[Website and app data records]
☆ ☆ ☆ ☆ ☆ ☆ ☆

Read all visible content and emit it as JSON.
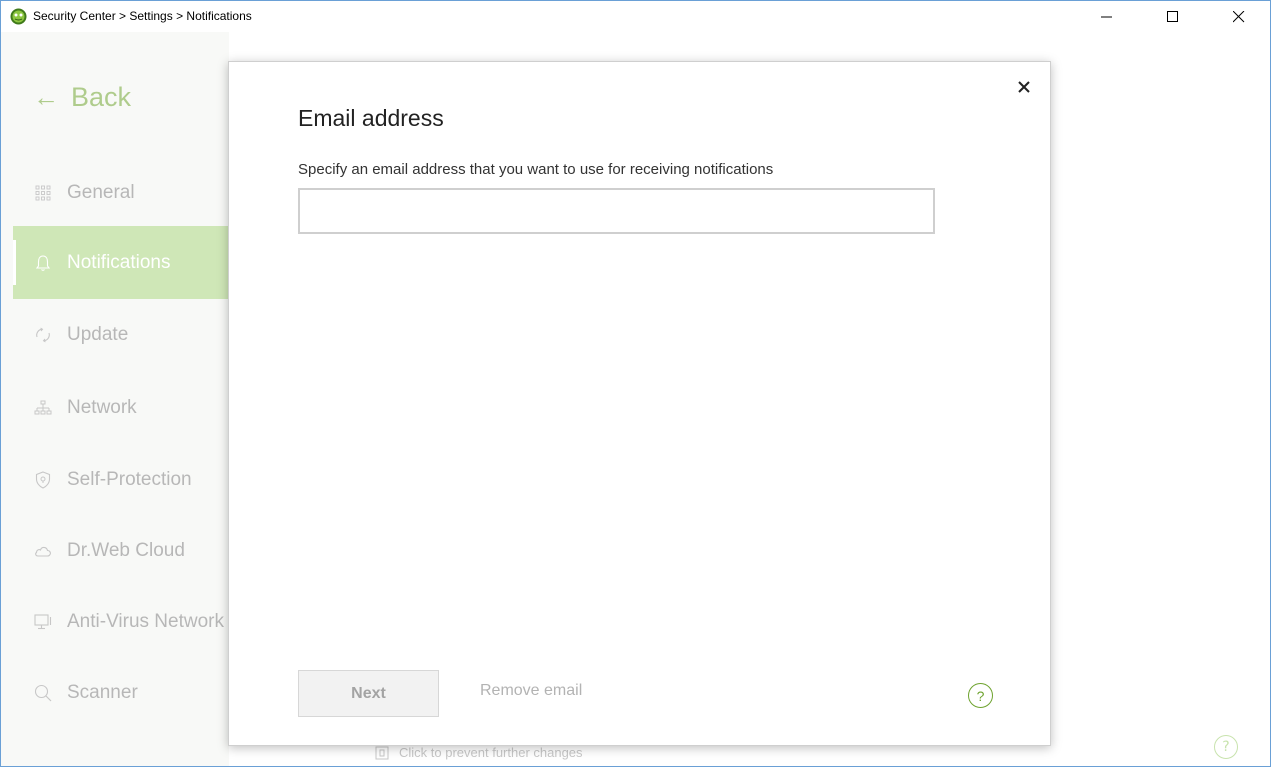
{
  "window": {
    "title": "Security Center > Settings > Notifications",
    "app_icon": "drweb-spider-icon"
  },
  "sidebar": {
    "back_label": "Back",
    "items": [
      {
        "label": "General",
        "icon": "grid-icon",
        "active": false
      },
      {
        "label": "Notifications",
        "icon": "bell-icon",
        "active": true
      },
      {
        "label": "Update",
        "icon": "refresh-icon",
        "active": false
      },
      {
        "label": "Network",
        "icon": "network-icon",
        "active": false
      },
      {
        "label": "Self-Protection",
        "icon": "shield-icon",
        "active": false
      },
      {
        "label": "Dr.Web Cloud",
        "icon": "cloud-icon",
        "active": false
      },
      {
        "label": "Anti-Virus Network",
        "icon": "monitor-icon",
        "active": false
      },
      {
        "label": "Scanner",
        "icon": "search-icon",
        "active": false
      }
    ]
  },
  "background": {
    "lock_text": "Click to prevent further changes",
    "help_label": "?"
  },
  "dialog": {
    "title": "Email address",
    "description": "Specify an email address that you want to use for receiving notifications",
    "email_value": "",
    "next_label": "Next",
    "remove_label": "Remove email",
    "help_label": "?",
    "close_icon": "close-icon"
  },
  "colors": {
    "accent": "#6ea32f",
    "active_item": "#a8d37c",
    "sidebar_bg": "#f3f4f1"
  }
}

☆ ☆ ☆ ☆ ☆ ☆ ☆

TASK DESCRIPTION: Copy each line of the records above exactly as written. Do not carry over any picture.

RESPONSE BELOW:
Read all visible content and emit it as JSON.
{
  "window": {
    "title": "Security Center > Settings > Notifications",
    "app_icon": "drweb-spider-icon"
  },
  "sidebar": {
    "back_label": "Back",
    "items": [
      {
        "label": "General",
        "icon": "grid-icon",
        "active": false
      },
      {
        "label": "Notifications",
        "icon": "bell-icon",
        "active": true
      },
      {
        "label": "Update",
        "icon": "refresh-icon",
        "active": false
      },
      {
        "label": "Network",
        "icon": "network-icon",
        "active": false
      },
      {
        "label": "Self-Protection",
        "icon": "shield-icon",
        "active": false
      },
      {
        "label": "Dr.Web Cloud",
        "icon": "cloud-icon",
        "active": false
      },
      {
        "label": "Anti-Virus Network",
        "icon": "monitor-icon",
        "active": false
      },
      {
        "label": "Scanner",
        "icon": "search-icon",
        "active": false
      }
    ]
  },
  "background": {
    "lock_text": "Click to prevent further changes",
    "help_label": "?"
  },
  "dialog": {
    "title": "Email address",
    "description": "Specify an email address that you want to use for receiving notifications",
    "email_value": "",
    "next_label": "Next",
    "remove_label": "Remove email",
    "help_label": "?",
    "close_icon": "close-icon"
  },
  "colors": {
    "accent": "#6ea32f",
    "active_item": "#a8d37c",
    "sidebar_bg": "#f3f4f1"
  }
}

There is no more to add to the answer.